_Task to carry out_: Copy out each line of the material below that holds the string "شماره".

## start

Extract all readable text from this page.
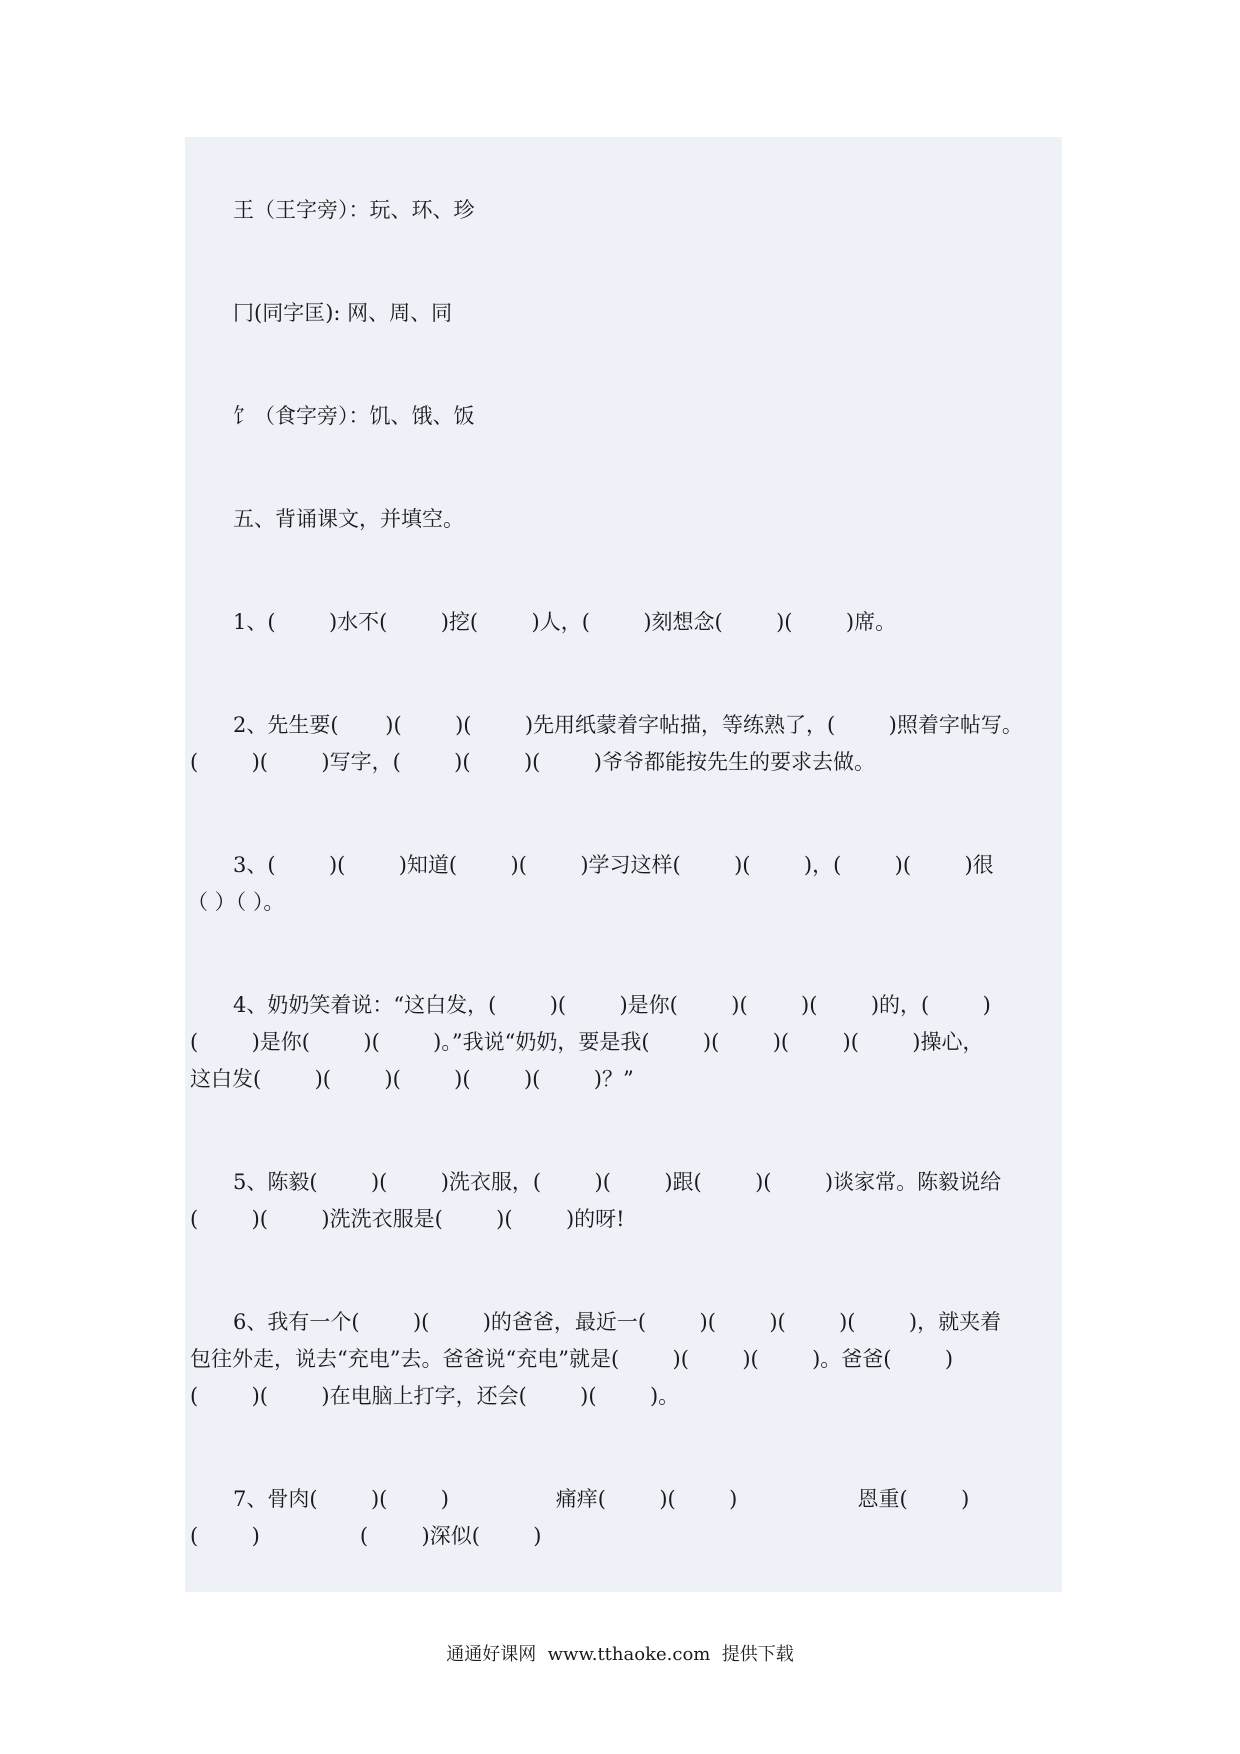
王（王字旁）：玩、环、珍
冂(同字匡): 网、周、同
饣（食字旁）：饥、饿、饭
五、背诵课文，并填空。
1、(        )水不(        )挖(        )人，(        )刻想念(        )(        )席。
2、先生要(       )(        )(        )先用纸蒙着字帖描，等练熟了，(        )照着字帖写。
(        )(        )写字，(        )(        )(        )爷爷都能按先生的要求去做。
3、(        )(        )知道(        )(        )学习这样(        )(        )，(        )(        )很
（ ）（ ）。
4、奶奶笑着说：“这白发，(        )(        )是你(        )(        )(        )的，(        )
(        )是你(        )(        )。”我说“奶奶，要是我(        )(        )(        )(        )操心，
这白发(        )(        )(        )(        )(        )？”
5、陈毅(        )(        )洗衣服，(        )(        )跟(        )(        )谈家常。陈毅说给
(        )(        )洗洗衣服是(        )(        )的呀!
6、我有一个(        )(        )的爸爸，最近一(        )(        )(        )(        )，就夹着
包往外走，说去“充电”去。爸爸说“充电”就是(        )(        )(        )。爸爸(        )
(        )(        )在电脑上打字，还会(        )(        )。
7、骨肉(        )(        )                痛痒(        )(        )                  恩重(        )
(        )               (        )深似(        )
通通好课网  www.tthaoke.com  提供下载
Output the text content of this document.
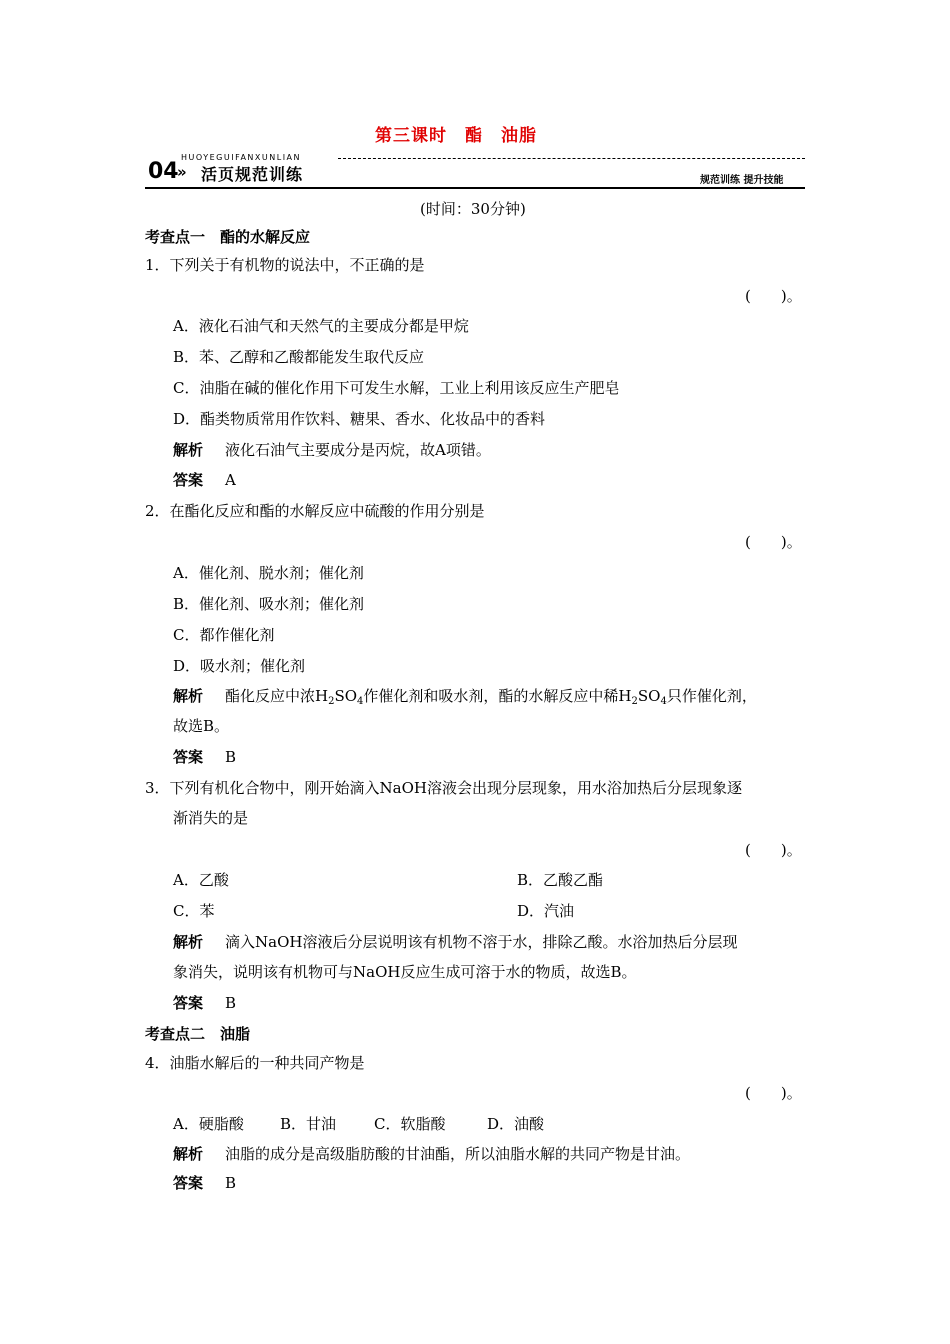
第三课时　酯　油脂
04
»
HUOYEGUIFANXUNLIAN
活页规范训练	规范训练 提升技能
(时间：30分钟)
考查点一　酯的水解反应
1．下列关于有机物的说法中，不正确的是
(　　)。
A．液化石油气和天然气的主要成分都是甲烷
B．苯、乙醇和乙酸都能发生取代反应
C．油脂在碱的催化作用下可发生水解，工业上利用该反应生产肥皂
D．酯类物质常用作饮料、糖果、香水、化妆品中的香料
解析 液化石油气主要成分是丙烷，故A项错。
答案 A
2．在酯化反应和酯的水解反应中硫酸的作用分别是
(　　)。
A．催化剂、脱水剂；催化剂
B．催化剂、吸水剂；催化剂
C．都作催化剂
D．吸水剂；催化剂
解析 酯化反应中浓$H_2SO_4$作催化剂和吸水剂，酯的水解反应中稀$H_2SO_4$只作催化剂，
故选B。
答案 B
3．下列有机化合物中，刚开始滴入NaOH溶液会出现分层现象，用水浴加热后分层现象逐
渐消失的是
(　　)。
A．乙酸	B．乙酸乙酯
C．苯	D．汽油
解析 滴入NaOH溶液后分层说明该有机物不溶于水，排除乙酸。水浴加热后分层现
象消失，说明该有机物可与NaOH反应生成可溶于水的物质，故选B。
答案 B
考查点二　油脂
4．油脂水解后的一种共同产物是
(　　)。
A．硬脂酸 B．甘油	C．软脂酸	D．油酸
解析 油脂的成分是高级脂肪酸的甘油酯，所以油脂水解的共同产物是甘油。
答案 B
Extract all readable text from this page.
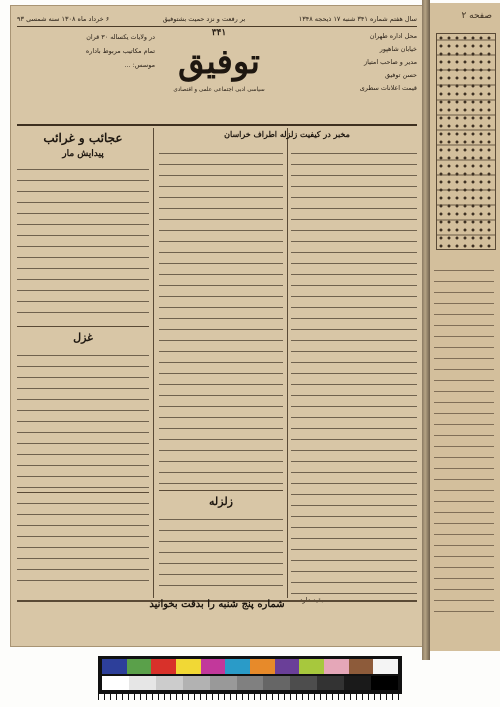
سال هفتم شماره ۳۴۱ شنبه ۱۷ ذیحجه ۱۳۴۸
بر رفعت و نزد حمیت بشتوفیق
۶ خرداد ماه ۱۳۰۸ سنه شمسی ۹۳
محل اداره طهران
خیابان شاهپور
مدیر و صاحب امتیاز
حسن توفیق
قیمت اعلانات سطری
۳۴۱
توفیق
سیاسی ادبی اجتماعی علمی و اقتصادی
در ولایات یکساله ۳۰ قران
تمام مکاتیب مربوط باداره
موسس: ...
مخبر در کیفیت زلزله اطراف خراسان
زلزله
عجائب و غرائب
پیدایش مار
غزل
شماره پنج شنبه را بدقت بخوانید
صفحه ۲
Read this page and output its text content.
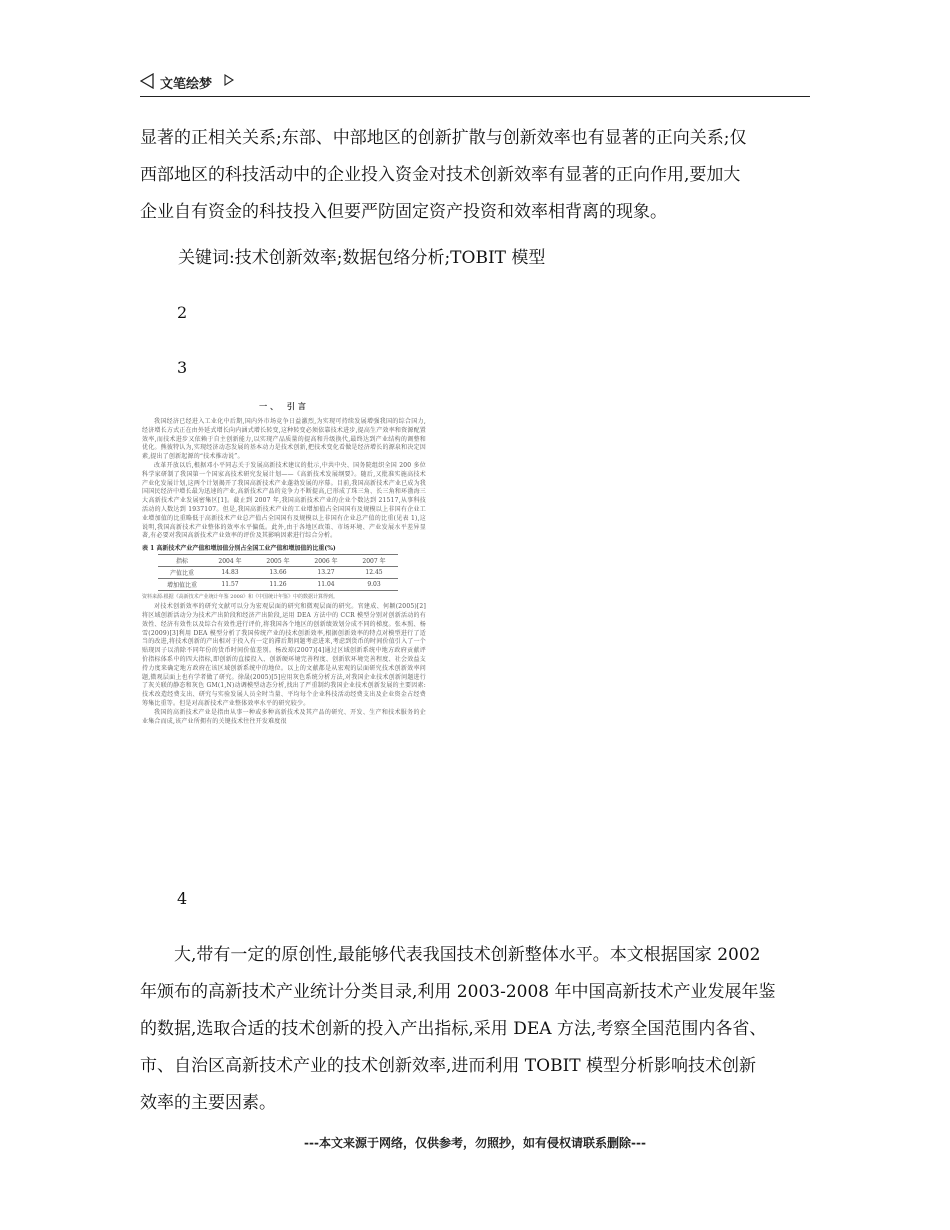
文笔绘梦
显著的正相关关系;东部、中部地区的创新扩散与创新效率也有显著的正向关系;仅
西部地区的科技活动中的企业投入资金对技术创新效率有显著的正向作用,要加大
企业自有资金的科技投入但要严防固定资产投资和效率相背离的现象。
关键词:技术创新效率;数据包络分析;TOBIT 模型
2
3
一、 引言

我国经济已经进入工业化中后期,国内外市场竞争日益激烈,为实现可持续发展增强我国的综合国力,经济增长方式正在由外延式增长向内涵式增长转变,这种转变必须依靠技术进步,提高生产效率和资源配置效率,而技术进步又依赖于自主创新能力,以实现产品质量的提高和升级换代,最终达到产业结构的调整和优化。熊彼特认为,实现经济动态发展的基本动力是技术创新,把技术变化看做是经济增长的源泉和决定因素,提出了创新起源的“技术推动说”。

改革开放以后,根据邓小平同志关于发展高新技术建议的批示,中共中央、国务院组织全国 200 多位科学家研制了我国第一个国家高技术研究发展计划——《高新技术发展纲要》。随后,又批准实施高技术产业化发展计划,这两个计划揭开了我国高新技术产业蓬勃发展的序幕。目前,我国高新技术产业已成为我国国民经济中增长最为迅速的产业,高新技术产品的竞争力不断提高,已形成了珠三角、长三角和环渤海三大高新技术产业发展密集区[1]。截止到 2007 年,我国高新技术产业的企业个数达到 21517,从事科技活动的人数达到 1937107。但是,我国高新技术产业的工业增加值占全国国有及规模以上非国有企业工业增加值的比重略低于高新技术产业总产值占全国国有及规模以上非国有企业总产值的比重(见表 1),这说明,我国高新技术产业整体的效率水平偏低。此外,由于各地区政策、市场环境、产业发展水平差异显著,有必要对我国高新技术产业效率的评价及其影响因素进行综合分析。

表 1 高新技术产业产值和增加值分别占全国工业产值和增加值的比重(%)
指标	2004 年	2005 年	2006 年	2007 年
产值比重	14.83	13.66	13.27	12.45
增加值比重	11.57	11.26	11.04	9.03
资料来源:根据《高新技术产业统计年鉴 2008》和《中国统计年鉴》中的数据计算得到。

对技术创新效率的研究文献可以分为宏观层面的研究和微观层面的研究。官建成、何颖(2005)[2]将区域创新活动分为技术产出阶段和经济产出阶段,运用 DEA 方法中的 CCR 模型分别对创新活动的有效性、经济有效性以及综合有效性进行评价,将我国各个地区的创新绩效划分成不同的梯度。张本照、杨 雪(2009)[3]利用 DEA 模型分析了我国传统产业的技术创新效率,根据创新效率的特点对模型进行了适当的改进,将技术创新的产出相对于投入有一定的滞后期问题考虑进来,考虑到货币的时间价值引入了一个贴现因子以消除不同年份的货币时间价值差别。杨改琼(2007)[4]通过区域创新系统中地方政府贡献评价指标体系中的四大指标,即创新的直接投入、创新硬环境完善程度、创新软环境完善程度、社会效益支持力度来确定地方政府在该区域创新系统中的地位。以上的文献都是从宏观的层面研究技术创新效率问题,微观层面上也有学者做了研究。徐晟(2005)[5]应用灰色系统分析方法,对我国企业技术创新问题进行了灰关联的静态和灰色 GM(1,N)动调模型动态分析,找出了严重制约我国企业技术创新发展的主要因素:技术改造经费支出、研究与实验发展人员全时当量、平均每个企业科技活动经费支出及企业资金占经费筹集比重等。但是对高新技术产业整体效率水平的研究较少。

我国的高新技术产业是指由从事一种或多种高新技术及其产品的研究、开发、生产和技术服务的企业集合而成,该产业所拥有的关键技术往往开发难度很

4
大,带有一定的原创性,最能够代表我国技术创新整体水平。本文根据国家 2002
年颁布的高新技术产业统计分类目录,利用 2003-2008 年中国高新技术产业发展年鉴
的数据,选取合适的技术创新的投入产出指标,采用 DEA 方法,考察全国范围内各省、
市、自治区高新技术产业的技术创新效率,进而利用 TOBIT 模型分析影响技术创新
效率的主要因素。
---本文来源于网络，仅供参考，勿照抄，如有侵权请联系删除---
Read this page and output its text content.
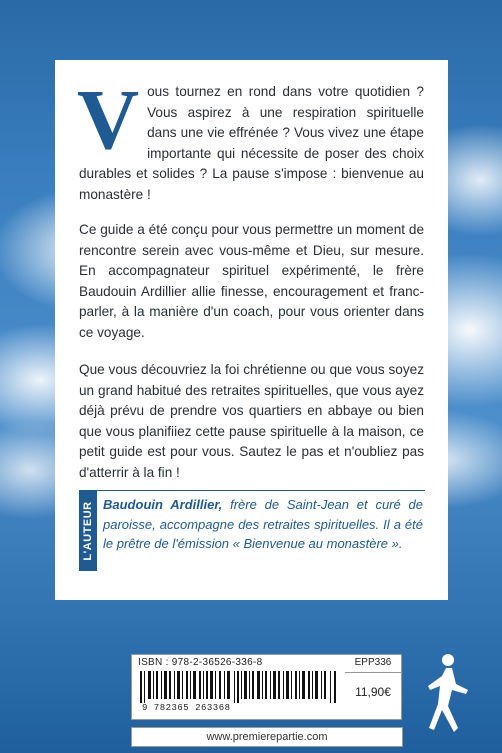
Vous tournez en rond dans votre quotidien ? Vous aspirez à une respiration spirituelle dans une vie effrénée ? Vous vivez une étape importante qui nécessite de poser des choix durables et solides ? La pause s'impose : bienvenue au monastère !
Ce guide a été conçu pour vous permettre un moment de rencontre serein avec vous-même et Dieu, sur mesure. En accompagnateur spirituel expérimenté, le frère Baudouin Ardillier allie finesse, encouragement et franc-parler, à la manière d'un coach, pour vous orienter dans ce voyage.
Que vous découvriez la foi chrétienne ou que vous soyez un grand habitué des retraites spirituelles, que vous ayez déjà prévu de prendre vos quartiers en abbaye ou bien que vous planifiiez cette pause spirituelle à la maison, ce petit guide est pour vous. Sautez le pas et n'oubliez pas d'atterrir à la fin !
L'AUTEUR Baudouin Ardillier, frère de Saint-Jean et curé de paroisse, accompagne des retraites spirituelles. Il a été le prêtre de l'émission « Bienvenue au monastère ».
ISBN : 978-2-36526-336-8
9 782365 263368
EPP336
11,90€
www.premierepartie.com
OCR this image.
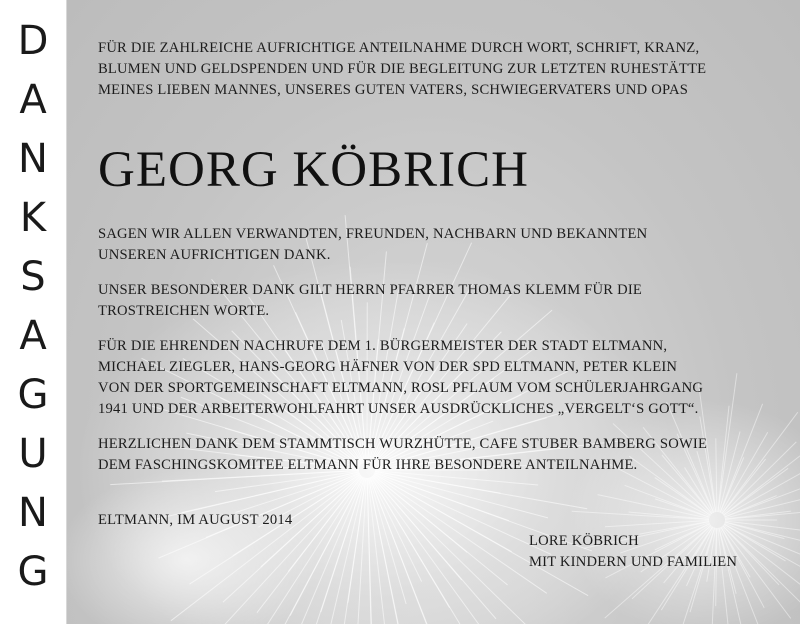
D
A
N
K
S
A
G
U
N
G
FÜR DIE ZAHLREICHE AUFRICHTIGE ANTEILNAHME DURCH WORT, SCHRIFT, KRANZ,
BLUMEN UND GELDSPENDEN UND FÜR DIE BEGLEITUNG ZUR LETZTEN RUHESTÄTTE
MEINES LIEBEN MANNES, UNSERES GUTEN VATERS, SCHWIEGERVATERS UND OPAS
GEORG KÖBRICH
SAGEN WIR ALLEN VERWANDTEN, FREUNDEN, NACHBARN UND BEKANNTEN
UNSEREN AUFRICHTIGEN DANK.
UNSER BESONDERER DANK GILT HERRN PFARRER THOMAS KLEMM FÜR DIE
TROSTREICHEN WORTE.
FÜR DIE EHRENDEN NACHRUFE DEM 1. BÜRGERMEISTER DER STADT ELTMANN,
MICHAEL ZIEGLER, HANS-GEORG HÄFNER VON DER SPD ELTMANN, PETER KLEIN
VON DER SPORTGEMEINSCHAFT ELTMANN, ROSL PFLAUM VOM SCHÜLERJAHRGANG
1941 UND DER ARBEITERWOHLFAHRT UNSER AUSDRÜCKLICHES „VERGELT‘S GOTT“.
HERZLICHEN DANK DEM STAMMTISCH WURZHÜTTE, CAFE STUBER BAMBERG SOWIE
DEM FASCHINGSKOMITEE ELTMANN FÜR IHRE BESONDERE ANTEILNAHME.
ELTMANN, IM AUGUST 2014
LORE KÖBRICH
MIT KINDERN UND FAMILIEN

## end

_Answer to the exercise_:
سال هفتم شماره ۳۴۱ شنبه ۱۷ ذیحجه ۱۳۴۸
شماره پنج شنبه را بدقت بخوانید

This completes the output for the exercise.